TASK DESCRIPTION »
Set each entry down verbatim, omitting images.
Start of EXTRACTED DATA
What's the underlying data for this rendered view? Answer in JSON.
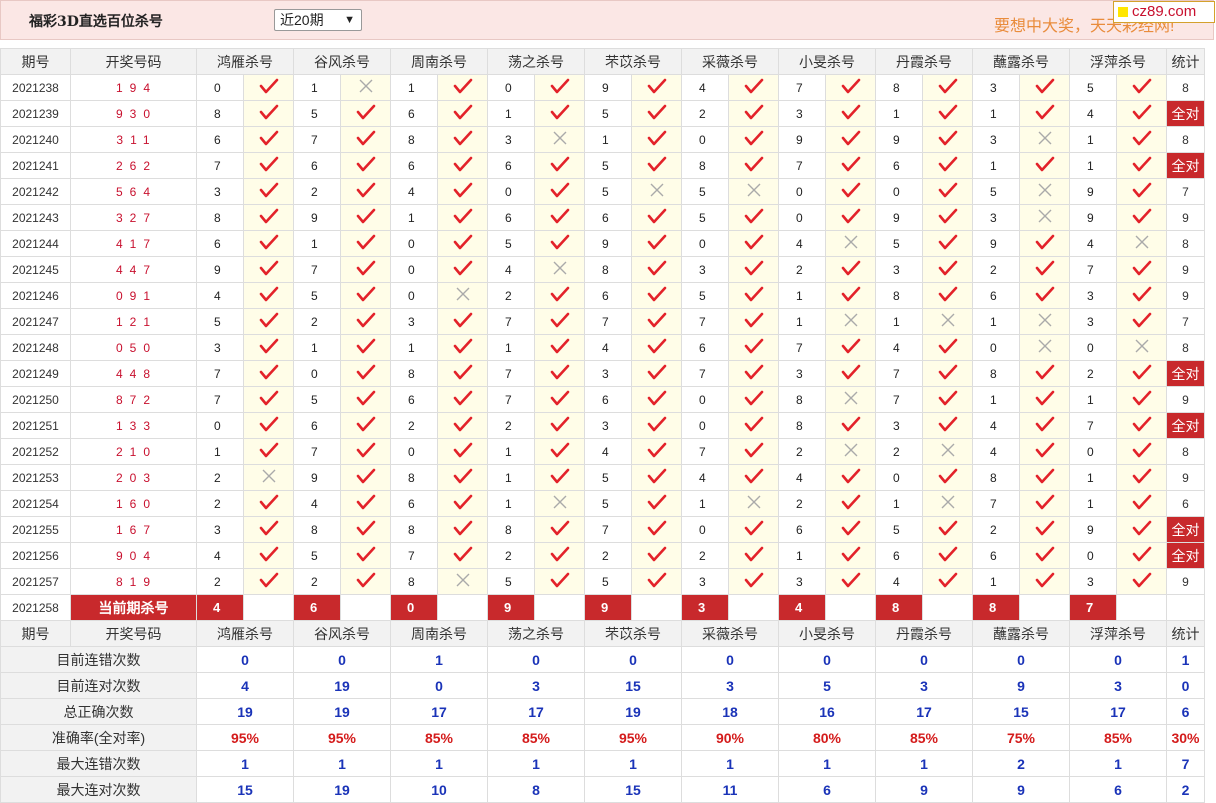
{
  "page": {
    "title": "福彩3D直选百位杀号",
    "period_select": "近20期",
    "slogan": "要想中大奖，天天彩经网!",
    "badge": "cz89.com"
  },
  "headers": {
    "period": "期号",
    "draw": "开奖号码",
    "experts": [
      "鸿雁杀号",
      "谷风杀号",
      "周南杀号",
      "荡之杀号",
      "芣苡杀号",
      "采薇杀号",
      "小旻杀号",
      "丹霞杀号",
      "蘸露杀号",
      "浮萍杀号"
    ],
    "stat": "统计"
  },
  "rows": [
    {
      "p": "2021238",
      "n": "194",
      "v": [
        0,
        1,
        1,
        0,
        9,
        4,
        7,
        8,
        3,
        5
      ],
      "r": "1011111111",
      "s": "8"
    },
    {
      "p": "2021239",
      "n": "930",
      "v": [
        8,
        5,
        6,
        1,
        5,
        2,
        3,
        1,
        1,
        4
      ],
      "r": "1111111111",
      "s": "全对"
    },
    {
      "p": "2021240",
      "n": "311",
      "v": [
        6,
        7,
        8,
        3,
        1,
        0,
        9,
        9,
        3,
        1
      ],
      "r": "1110111101",
      "s": "8"
    },
    {
      "p": "2021241",
      "n": "262",
      "v": [
        7,
        6,
        6,
        6,
        5,
        8,
        7,
        6,
        1,
        1
      ],
      "r": "1111111111",
      "s": "全对"
    },
    {
      "p": "2021242",
      "n": "564",
      "v": [
        3,
        2,
        4,
        0,
        5,
        5,
        0,
        0,
        5,
        9
      ],
      "r": "1111001101",
      "s": "7"
    },
    {
      "p": "2021243",
      "n": "327",
      "v": [
        8,
        9,
        1,
        6,
        6,
        5,
        0,
        9,
        3,
        9
      ],
      "r": "1111111101",
      "s": "9"
    },
    {
      "p": "2021244",
      "n": "417",
      "v": [
        6,
        1,
        0,
        5,
        9,
        0,
        4,
        5,
        9,
        4
      ],
      "r": "1111110110",
      "s": "8"
    },
    {
      "p": "2021245",
      "n": "447",
      "v": [
        9,
        7,
        0,
        4,
        8,
        3,
        2,
        3,
        2,
        7
      ],
      "r": "1110111111",
      "s": "9"
    },
    {
      "p": "2021246",
      "n": "091",
      "v": [
        4,
        5,
        0,
        2,
        6,
        5,
        1,
        8,
        6,
        3
      ],
      "r": "1101111111",
      "s": "9"
    },
    {
      "p": "2021247",
      "n": "121",
      "v": [
        5,
        2,
        3,
        7,
        7,
        7,
        1,
        1,
        1,
        3
      ],
      "r": "1111110001",
      "s": "7"
    },
    {
      "p": "2021248",
      "n": "050",
      "v": [
        3,
        1,
        1,
        1,
        4,
        6,
        7,
        4,
        0,
        0
      ],
      "r": "1111111100",
      "s": "8"
    },
    {
      "p": "2021249",
      "n": "448",
      "v": [
        7,
        0,
        8,
        7,
        3,
        7,
        3,
        7,
        8,
        2
      ],
      "r": "1111111111",
      "s": "全对"
    },
    {
      "p": "2021250",
      "n": "872",
      "v": [
        7,
        5,
        6,
        7,
        6,
        0,
        8,
        7,
        1,
        1
      ],
      "r": "1111110111",
      "s": "9"
    },
    {
      "p": "2021251",
      "n": "133",
      "v": [
        0,
        6,
        2,
        2,
        3,
        0,
        8,
        3,
        4,
        7
      ],
      "r": "1111111111",
      "s": "全对"
    },
    {
      "p": "2021252",
      "n": "210",
      "v": [
        1,
        7,
        0,
        1,
        4,
        7,
        2,
        2,
        4,
        0
      ],
      "r": "1111110011",
      "s": "8"
    },
    {
      "p": "2021253",
      "n": "203",
      "v": [
        2,
        9,
        8,
        1,
        5,
        4,
        4,
        0,
        8,
        1
      ],
      "r": "0111111111",
      "s": "9"
    },
    {
      "p": "2021254",
      "n": "160",
      "v": [
        2,
        4,
        6,
        1,
        5,
        1,
        2,
        1,
        7,
        1
      ],
      "r": "1110101011",
      "s": "6"
    },
    {
      "p": "2021255",
      "n": "167",
      "v": [
        3,
        8,
        8,
        8,
        7,
        0,
        6,
        5,
        2,
        9
      ],
      "r": "1111111111",
      "s": "全对"
    },
    {
      "p": "2021256",
      "n": "904",
      "v": [
        4,
        5,
        7,
        2,
        2,
        2,
        1,
        6,
        6,
        0
      ],
      "r": "1111111111",
      "s": "全对"
    },
    {
      "p": "2021257",
      "n": "819",
      "v": [
        2,
        2,
        8,
        5,
        5,
        3,
        3,
        4,
        1,
        3
      ],
      "r": "1101111111",
      "s": "9"
    }
  ],
  "current": {
    "period": "2021258",
    "label": "当前期杀号",
    "values": [
      "4",
      "6",
      "0",
      "9",
      "9",
      "3",
      "4",
      "8",
      "8",
      "7"
    ]
  },
  "stats": [
    {
      "label": "目前连错次数",
      "vals": [
        "0",
        "0",
        "1",
        "0",
        "0",
        "0",
        "0",
        "0",
        "0",
        "0"
      ],
      "total": "1",
      "pct": false
    },
    {
      "label": "目前连对次数",
      "vals": [
        "4",
        "19",
        "0",
        "3",
        "15",
        "3",
        "5",
        "3",
        "9",
        "3"
      ],
      "total": "0",
      "pct": false
    },
    {
      "label": "总正确次数",
      "vals": [
        "19",
        "19",
        "17",
        "17",
        "19",
        "18",
        "16",
        "17",
        "15",
        "17"
      ],
      "total": "6",
      "pct": false
    },
    {
      "label": "准确率(全对率)",
      "vals": [
        "95%",
        "95%",
        "85%",
        "85%",
        "95%",
        "90%",
        "80%",
        "85%",
        "75%",
        "85%"
      ],
      "total": "30%",
      "pct": true
    },
    {
      "label": "最大连错次数",
      "vals": [
        "1",
        "1",
        "1",
        "1",
        "1",
        "1",
        "1",
        "1",
        "2",
        "1"
      ],
      "total": "7",
      "pct": false
    },
    {
      "label": "最大连对次数",
      "vals": [
        "15",
        "19",
        "10",
        "8",
        "15",
        "11",
        "6",
        "9",
        "9",
        "6"
      ],
      "total": "2",
      "pct": false
    }
  ],
  "icons": {
    "correct": "check-icon",
    "wrong": "cross-icon"
  },
  "colors": {
    "accent_red": "#c8292c",
    "check_red": "#e3222a",
    "stat_blue": "#1a33b8",
    "header_bg": "#fbe7e5"
  }
}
End of EXTRACTED DATA
FULL OUTPUT »
What's the underlying data for this rendered view? Answer in JSON.
{
  "page": {
    "title": "福彩3D直选百位杀号",
    "period_select": "近20期",
    "slogan": "要想中大奖，天天彩经网!",
    "badge": "cz89.com"
  },
  "headers": {
    "period": "期号",
    "draw": "开奖号码",
    "experts": [
      "鸿雁杀号",
      "谷风杀号",
      "周南杀号",
      "荡之杀号",
      "芣苡杀号",
      "采薇杀号",
      "小旻杀号",
      "丹霞杀号",
      "蘸露杀号",
      "浮萍杀号"
    ],
    "stat": "统计"
  },
  "rows": [
    {
      "p": "2021238",
      "n": "194",
      "v": [
        0,
        1,
        1,
        0,
        9,
        4,
        7,
        8,
        3,
        5
      ],
      "r": "1011111111",
      "s": "8"
    },
    {
      "p": "2021239",
      "n": "930",
      "v": [
        8,
        5,
        6,
        1,
        5,
        2,
        3,
        1,
        1,
        4
      ],
      "r": "1111111111",
      "s": "全对"
    },
    {
      "p": "2021240",
      "n": "311",
      "v": [
        6,
        7,
        8,
        3,
        1,
        0,
        9,
        9,
        3,
        1
      ],
      "r": "1110111101",
      "s": "8"
    },
    {
      "p": "2021241",
      "n": "262",
      "v": [
        7,
        6,
        6,
        6,
        5,
        8,
        7,
        6,
        1,
        1
      ],
      "r": "1111111111",
      "s": "全对"
    },
    {
      "p": "2021242",
      "n": "564",
      "v": [
        3,
        2,
        4,
        0,
        5,
        5,
        0,
        0,
        5,
        9
      ],
      "r": "1111001101",
      "s": "7"
    },
    {
      "p": "2021243",
      "n": "327",
      "v": [
        8,
        9,
        1,
        6,
        6,
        5,
        0,
        9,
        3,
        9
      ],
      "r": "1111111101",
      "s": "9"
    },
    {
      "p": "2021244",
      "n": "417",
      "v": [
        6,
        1,
        0,
        5,
        9,
        0,
        4,
        5,
        9,
        4
      ],
      "r": "1111110110",
      "s": "8"
    },
    {
      "p": "2021245",
      "n": "447",
      "v": [
        9,
        7,
        0,
        4,
        8,
        3,
        2,
        3,
        2,
        7
      ],
      "r": "1110111111",
      "s": "9"
    },
    {
      "p": "2021246",
      "n": "091",
      "v": [
        4,
        5,
        0,
        2,
        6,
        5,
        1,
        8,
        6,
        3
      ],
      "r": "1101111111",
      "s": "9"
    },
    {
      "p": "2021247",
      "n": "121",
      "v": [
        5,
        2,
        3,
        7,
        7,
        7,
        1,
        1,
        1,
        3
      ],
      "r": "1111110001",
      "s": "7"
    },
    {
      "p": "2021248",
      "n": "050",
      "v": [
        3,
        1,
        1,
        1,
        4,
        6,
        7,
        4,
        0,
        0
      ],
      "r": "1111111100",
      "s": "8"
    },
    {
      "p": "2021249",
      "n": "448",
      "v": [
        7,
        0,
        8,
        7,
        3,
        7,
        3,
        7,
        8,
        2
      ],
      "r": "1111111111",
      "s": "全对"
    },
    {
      "p": "2021250",
      "n": "872",
      "v": [
        7,
        5,
        6,
        7,
        6,
        0,
        8,
        7,
        1,
        1
      ],
      "r": "1111110111",
      "s": "9"
    },
    {
      "p": "2021251",
      "n": "133",
      "v": [
        0,
        6,
        2,
        2,
        3,
        0,
        8,
        3,
        4,
        7
      ],
      "r": "1111111111",
      "s": "全对"
    },
    {
      "p": "2021252",
      "n": "210",
      "v": [
        1,
        7,
        0,
        1,
        4,
        7,
        2,
        2,
        4,
        0
      ],
      "r": "1111110011",
      "s": "8"
    },
    {
      "p": "2021253",
      "n": "203",
      "v": [
        2,
        9,
        8,
        1,
        5,
        4,
        4,
        0,
        8,
        1
      ],
      "r": "0111111111",
      "s": "9"
    },
    {
      "p": "2021254",
      "n": "160",
      "v": [
        2,
        4,
        6,
        1,
        5,
        1,
        2,
        1,
        7,
        1
      ],
      "r": "1110101011",
      "s": "6"
    },
    {
      "p": "2021255",
      "n": "167",
      "v": [
        3,
        8,
        8,
        8,
        7,
        0,
        6,
        5,
        2,
        9
      ],
      "r": "1111111111",
      "s": "全对"
    },
    {
      "p": "2021256",
      "n": "904",
      "v": [
        4,
        5,
        7,
        2,
        2,
        2,
        1,
        6,
        6,
        0
      ],
      "r": "1111111111",
      "s": "全对"
    },
    {
      "p": "2021257",
      "n": "819",
      "v": [
        2,
        2,
        8,
        5,
        5,
        3,
        3,
        4,
        1,
        3
      ],
      "r": "1101111111",
      "s": "9"
    }
  ],
  "current": {
    "period": "2021258",
    "label": "当前期杀号",
    "values": [
      "4",
      "6",
      "0",
      "9",
      "9",
      "3",
      "4",
      "8",
      "8",
      "7"
    ]
  },
  "stats": [
    {
      "label": "目前连错次数",
      "vals": [
        "0",
        "0",
        "1",
        "0",
        "0",
        "0",
        "0",
        "0",
        "0",
        "0"
      ],
      "total": "1",
      "pct": false
    },
    {
      "label": "目前连对次数",
      "vals": [
        "4",
        "19",
        "0",
        "3",
        "15",
        "3",
        "5",
        "3",
        "9",
        "3"
      ],
      "total": "0",
      "pct": false
    },
    {
      "label": "总正确次数",
      "vals": [
        "19",
        "19",
        "17",
        "17",
        "19",
        "18",
        "16",
        "17",
        "15",
        "17"
      ],
      "total": "6",
      "pct": false
    },
    {
      "label": "准确率(全对率)",
      "vals": [
        "95%",
        "95%",
        "85%",
        "85%",
        "95%",
        "90%",
        "80%",
        "85%",
        "75%",
        "85%"
      ],
      "total": "30%",
      "pct": true
    },
    {
      "label": "最大连错次数",
      "vals": [
        "1",
        "1",
        "1",
        "1",
        "1",
        "1",
        "1",
        "1",
        "2",
        "1"
      ],
      "total": "7",
      "pct": false
    },
    {
      "label": "最大连对次数",
      "vals": [
        "15",
        "19",
        "10",
        "8",
        "15",
        "11",
        "6",
        "9",
        "9",
        "6"
      ],
      "total": "2",
      "pct": false
    }
  ],
  "icons": {
    "correct": "check-icon",
    "wrong": "cross-icon"
  },
  "colors": {
    "accent_red": "#c8292c",
    "check_red": "#e3222a",
    "stat_blue": "#1a33b8",
    "header_bg": "#fbe7e5"
  }
}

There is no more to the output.